=== Exercise instructions ===
Leave out the pictures and transcribe the rest of the records exactly.

[start Data for this task]

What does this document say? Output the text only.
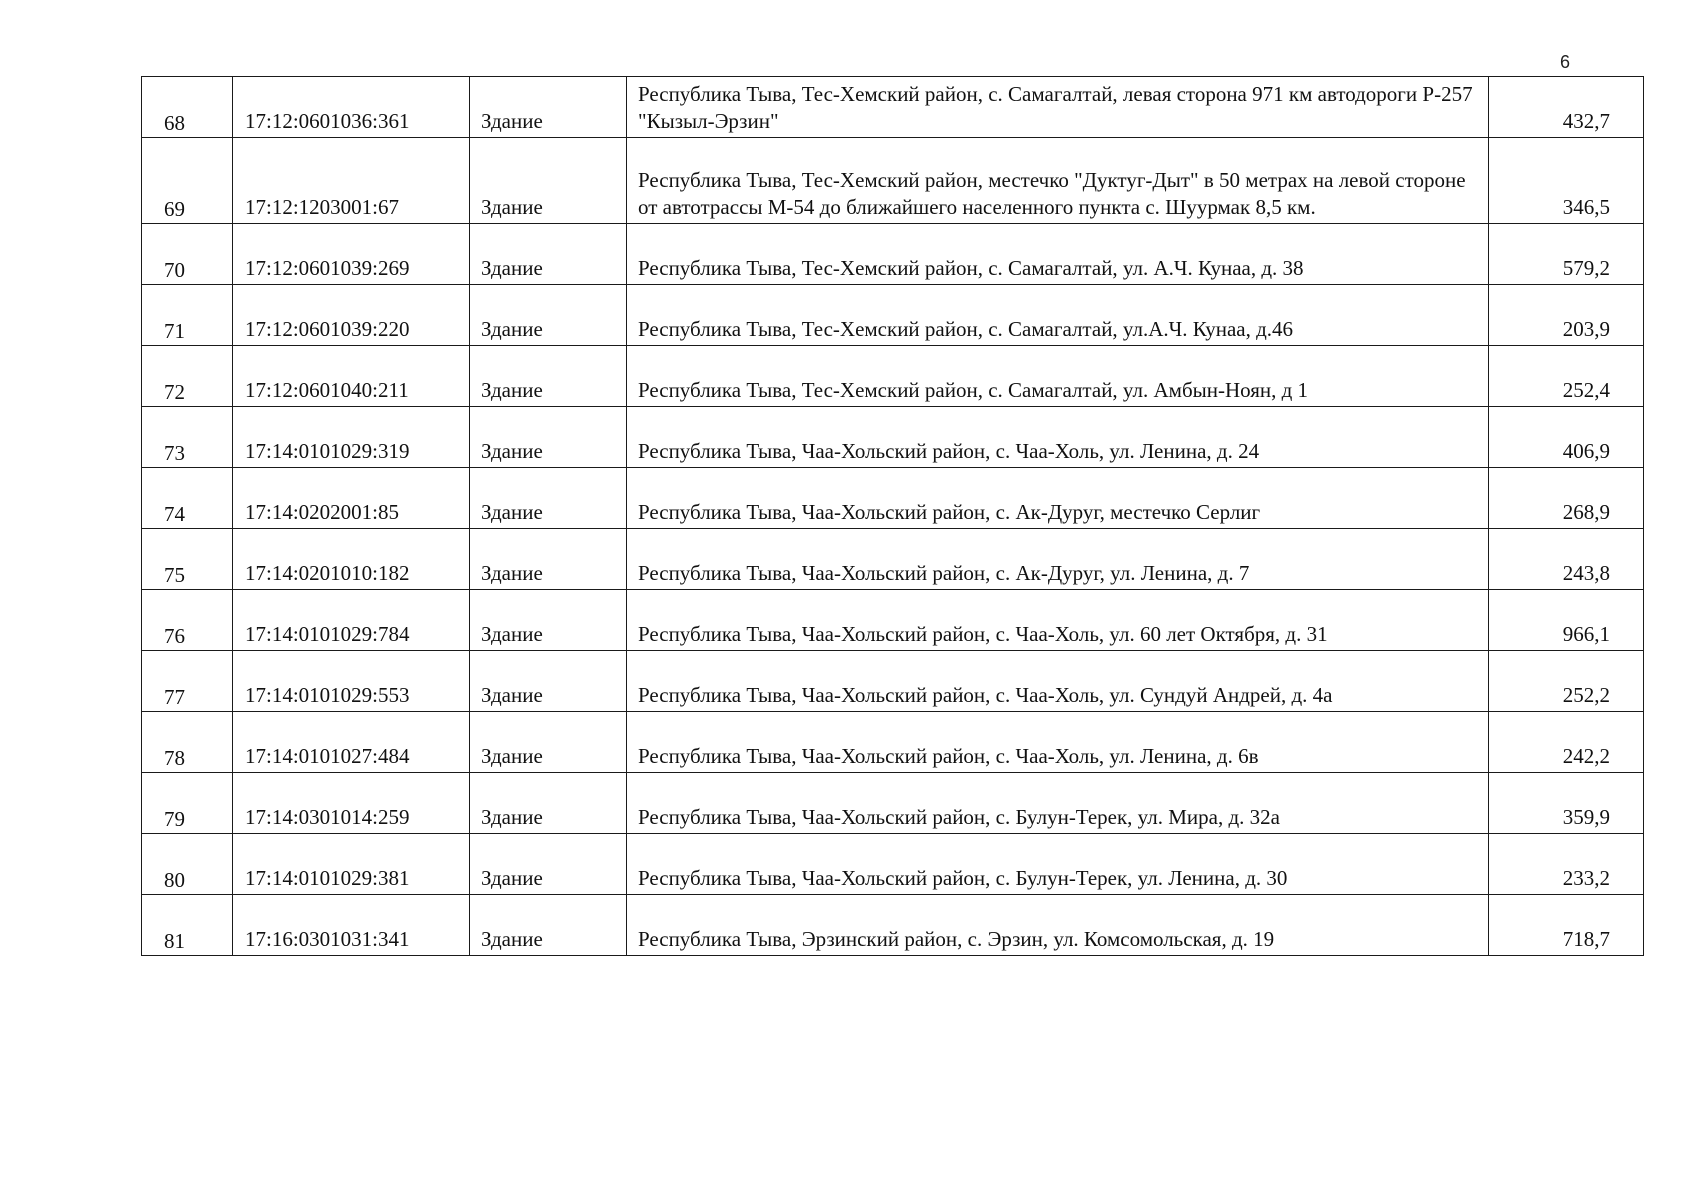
6
68	17:12:0601036:361	Здание	Республика Тыва, Тес-Хемский район, с. Самагалтай, левая сторона 971 км автодороги Р-257 "Кызыл-Эрзин"	432,7
69	17:12:1203001:67	Здание	Республика Тыва, Тес-Хемский район, местечко "Дуктуг-Дыт" в 50 метрах на левой стороне от автотрассы М-54 до ближайшего населенного пункта с. Шуурмак 8,5 км.	346,5
70	17:12:0601039:269	Здание	Республика Тыва, Тес-Хемский район, с. Самагалтай, ул. А.Ч. Кунаа, д. 38	579,2
71	17:12:0601039:220	Здание	Республика Тыва, Тес-Хемский район, с. Самагалтай, ул.А.Ч. Кунаа, д.46	203,9
72	17:12:0601040:211	Здание	Республика Тыва, Тес-Хемский район, с. Самагалтай, ул. Амбын-Ноян, д 1	252,4
73	17:14:0101029:319	Здание	Республика Тыва, Чаа-Хольский район, с. Чаа-Холь, ул. Ленина, д. 24	406,9
74	17:14:0202001:85	Здание	Республика Тыва, Чаа-Хольский район, с. Ак-Дуруг, местечко Серлиг	268,9
75	17:14:0201010:182	Здание	Республика Тыва, Чаа-Хольский район, с. Ак-Дуруг, ул. Ленина, д. 7	243,8
76	17:14:0101029:784	Здание	Республика Тыва, Чаа-Хольский район, с. Чаа-Холь, ул. 60 лет Октября, д. 31	966,1
77	17:14:0101029:553	Здание	Республика Тыва, Чаа-Хольский район, с. Чаа-Холь, ул. Сундуй Андрей, д. 4а	252,2
78	17:14:0101027:484	Здание	Республика Тыва, Чаа-Хольский район, с. Чаа-Холь, ул. Ленина, д. 6в	242,2
79	17:14:0301014:259	Здание	Республика Тыва, Чаа-Хольский район, с. Булун-Терек, ул. Мира, д. 32а	359,9
80	17:14:0101029:381	Здание	Республика Тыва, Чаа-Хольский район, с. Булун-Терек, ул. Ленина, д. 30	233,2
81	17:16:0301031:341	Здание	Республика Тыва, Эрзинский район, с. Эрзин, ул. Комсомольская, д. 19	718,7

[end Data for this task]

=== Result of the task ===
What does this document say? Output the text only.
6
68	17:12:0601036:361	Здание	Республика Тыва, Тес-Хемский район, с. Самагалтай, левая сторона 971 км автодороги Р-257 "Кызыл-Эрзин"	432,7
69	17:12:1203001:67	Здание	Республика Тыва, Тес-Хемский район, местечко "Дуктуг-Дыт" в 50 метрах на левой стороне от автотрассы М-54 до ближайшего населенного пункта с. Шуурмак 8,5 км.	346,5
70	17:12:0601039:269	Здание	Республика Тыва, Тес-Хемский район, с. Самагалтай, ул. А.Ч. Кунаа, д. 38	579,2
71	17:12:0601039:220	Здание	Республика Тыва, Тес-Хемский район, с. Самагалтай, ул.А.Ч. Кунаа, д.46	203,9
72	17:12:0601040:211	Здание	Республика Тыва, Тес-Хемский район, с. Самагалтай, ул. Амбын-Ноян, д 1	252,4
73	17:14:0101029:319	Здание	Республика Тыва, Чаа-Хольский район, с. Чаа-Холь, ул. Ленина, д. 24	406,9
74	17:14:0202001:85	Здание	Республика Тыва, Чаа-Хольский район, с. Ак-Дуруг, местечко Серлиг	268,9
75	17:14:0201010:182	Здание	Республика Тыва, Чаа-Хольский район, с. Ак-Дуруг, ул. Ленина, д. 7	243,8
76	17:14:0101029:784	Здание	Республика Тыва, Чаа-Хольский район, с. Чаа-Холь, ул. 60 лет Октября, д. 31	966,1
77	17:14:0101029:553	Здание	Республика Тыва, Чаа-Хольский район, с. Чаа-Холь, ул. Сундуй Андрей, д. 4а	252,2
78	17:14:0101027:484	Здание	Республика Тыва, Чаа-Хольский район, с. Чаа-Холь, ул. Ленина, д. 6в	242,2
79	17:14:0301014:259	Здание	Республика Тыва, Чаа-Хольский район, с. Булун-Терек, ул. Мира, д. 32а	359,9
80	17:14:0101029:381	Здание	Республика Тыва, Чаа-Хольский район, с. Булун-Терек, ул. Ленина, д. 30	233,2
81	17:16:0301031:341	Здание	Республика Тыва, Эрзинский район, с. Эрзин, ул. Комсомольская, д. 19	718,7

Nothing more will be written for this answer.